Task prompt: Write out the full listing again, exactly as it stands.

The data:

————

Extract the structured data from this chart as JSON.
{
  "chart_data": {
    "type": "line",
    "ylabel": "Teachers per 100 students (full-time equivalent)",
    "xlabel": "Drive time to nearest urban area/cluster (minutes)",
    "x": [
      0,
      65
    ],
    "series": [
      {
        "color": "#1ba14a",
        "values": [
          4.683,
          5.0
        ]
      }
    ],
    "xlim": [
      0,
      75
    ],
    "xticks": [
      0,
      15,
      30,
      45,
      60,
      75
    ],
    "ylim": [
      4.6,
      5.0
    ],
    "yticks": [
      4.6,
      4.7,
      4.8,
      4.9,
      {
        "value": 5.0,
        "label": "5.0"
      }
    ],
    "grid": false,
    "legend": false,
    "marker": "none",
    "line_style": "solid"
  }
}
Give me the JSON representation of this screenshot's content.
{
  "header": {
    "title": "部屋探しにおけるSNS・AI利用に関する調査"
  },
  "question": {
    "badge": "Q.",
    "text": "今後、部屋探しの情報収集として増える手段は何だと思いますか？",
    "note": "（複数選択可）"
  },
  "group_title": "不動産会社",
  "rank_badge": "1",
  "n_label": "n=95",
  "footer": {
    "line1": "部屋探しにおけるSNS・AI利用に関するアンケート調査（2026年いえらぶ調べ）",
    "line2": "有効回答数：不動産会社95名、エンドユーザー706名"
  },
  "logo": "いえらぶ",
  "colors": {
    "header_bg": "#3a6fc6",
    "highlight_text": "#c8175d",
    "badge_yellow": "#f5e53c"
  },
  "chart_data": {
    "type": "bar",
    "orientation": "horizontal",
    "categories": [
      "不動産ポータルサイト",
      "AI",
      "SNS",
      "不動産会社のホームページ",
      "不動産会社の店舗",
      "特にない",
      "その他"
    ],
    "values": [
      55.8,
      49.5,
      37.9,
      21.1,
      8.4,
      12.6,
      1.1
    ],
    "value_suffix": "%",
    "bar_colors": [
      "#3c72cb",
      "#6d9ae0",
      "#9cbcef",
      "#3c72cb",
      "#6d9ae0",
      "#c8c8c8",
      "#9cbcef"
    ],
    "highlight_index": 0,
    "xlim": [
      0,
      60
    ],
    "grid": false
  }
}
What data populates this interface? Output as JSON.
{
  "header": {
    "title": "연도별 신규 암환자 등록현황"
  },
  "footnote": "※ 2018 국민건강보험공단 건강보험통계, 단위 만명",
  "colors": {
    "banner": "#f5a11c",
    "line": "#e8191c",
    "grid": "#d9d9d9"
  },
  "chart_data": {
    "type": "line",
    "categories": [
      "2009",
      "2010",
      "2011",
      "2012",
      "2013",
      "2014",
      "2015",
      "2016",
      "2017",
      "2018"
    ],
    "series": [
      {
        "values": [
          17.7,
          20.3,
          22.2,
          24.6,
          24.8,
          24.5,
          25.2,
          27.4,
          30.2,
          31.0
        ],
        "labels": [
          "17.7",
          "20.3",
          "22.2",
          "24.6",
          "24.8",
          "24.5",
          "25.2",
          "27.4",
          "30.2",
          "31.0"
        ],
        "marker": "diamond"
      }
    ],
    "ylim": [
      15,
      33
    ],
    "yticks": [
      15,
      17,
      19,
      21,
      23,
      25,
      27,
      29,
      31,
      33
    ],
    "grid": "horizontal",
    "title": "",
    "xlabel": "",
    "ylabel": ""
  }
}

————

Finished task:
Extract the structured data from this chart as JSON.
{
  "chart_data": {
    "type": "line",
    "ylabel": "Teachers per 100 students (full-time equivalent)",
    "xlabel": "Drive time to nearest urban area/cluster (minutes)",
    "x": [
      0,
      65
    ],
    "series": [
      {
        "color": "#1ba14a",
        "values": [
          4.683,
          5.0
        ]
      }
    ],
    "xlim": [
      0,
      75
    ],
    "xticks": [
      0,
      15,
      30,
      45,
      60,
      75
    ],
    "ylim": [
      4.6,
      5.0
    ],
    "yticks": [
      4.6,
      4.7,
      4.8,
      4.9,
      {
        "value": 5.0,
        "label": "5.0"
      }
    ],
    "grid": false,
    "legend": false,
    "marker": "none",
    "line_style": "solid"
  }
}
Give me the JSON representation of this screenshot's content.
{
  "header": {
    "title": "部屋探しにおけるSNS・AI利用に関する調査"
  },
  "question": {
    "badge": "Q.",
    "text": "今後、部屋探しの情報収集として増える手段は何だと思いますか？",
    "note": "（複数選択可）"
  },
  "group_title": "不動産会社",
  "rank_badge": "1",
  "n_label": "n=95",
  "footer": {
    "line1": "部屋探しにおけるSNS・AI利用に関するアンケート調査（2026年いえらぶ調べ）",
    "line2": "有効回答数：不動産会社95名、エンドユーザー706名"
  },
  "logo": "いえらぶ",
  "colors": {
    "header_bg": "#3a6fc6",
    "highlight_text": "#c8175d",
    "badge_yellow": "#f5e53c"
  },
  "chart_data": {
    "type": "bar",
    "orientation": "horizontal",
    "categories": [
      "不動産ポータルサイト",
      "AI",
      "SNS",
      "不動産会社のホームページ",
      "不動産会社の店舗",
      "特にない",
      "その他"
    ],
    "values": [
      55.8,
      49.5,
      37.9,
      21.1,
      8.4,
      12.6,
      1.1
    ],
    "value_suffix": "%",
    "bar_colors": [
      "#3c72cb",
      "#6d9ae0",
      "#9cbcef",
      "#3c72cb",
      "#6d9ae0",
      "#c8c8c8",
      "#9cbcef"
    ],
    "highlight_index": 0,
    "xlim": [
      0,
      60
    ],
    "grid": false
  }
}
What data populates this interface? Output as JSON.
{
  "header": {
    "title": "연도별 신규 암환자 등록현황"
  },
  "footnote": "※ 2018 국민건강보험공단 건강보험통계, 단위 만명",
  "colors": {
    "banner": "#f5a11c",
    "line": "#e8191c",
    "grid": "#d9d9d9"
  },
  "chart_data": {
    "type": "line",
    "categories": [
      "2009",
      "2010",
      "2011",
      "2012",
      "2013",
      "2014",
      "2015",
      "2016",
      "2017",
      "2018"
    ],
    "series": [
      {
        "values": [
          17.7,
          20.3,
          22.2,
          24.6,
          24.8,
          24.5,
          25.2,
          27.4,
          30.2,
          31.0
        ],
        "labels": [
          "17.7",
          "20.3",
          "22.2",
          "24.6",
          "24.8",
          "24.5",
          "25.2",
          "27.4",
          "30.2",
          "31.0"
        ],
        "marker": "diamond"
      }
    ],
    "ylim": [
      15,
      33
    ],
    "yticks": [
      15,
      17,
      19,
      21,
      23,
      25,
      27,
      29,
      31,
      33
    ],
    "grid": "horizontal",
    "title": "",
    "xlabel": "",
    "ylabel": ""
  }
}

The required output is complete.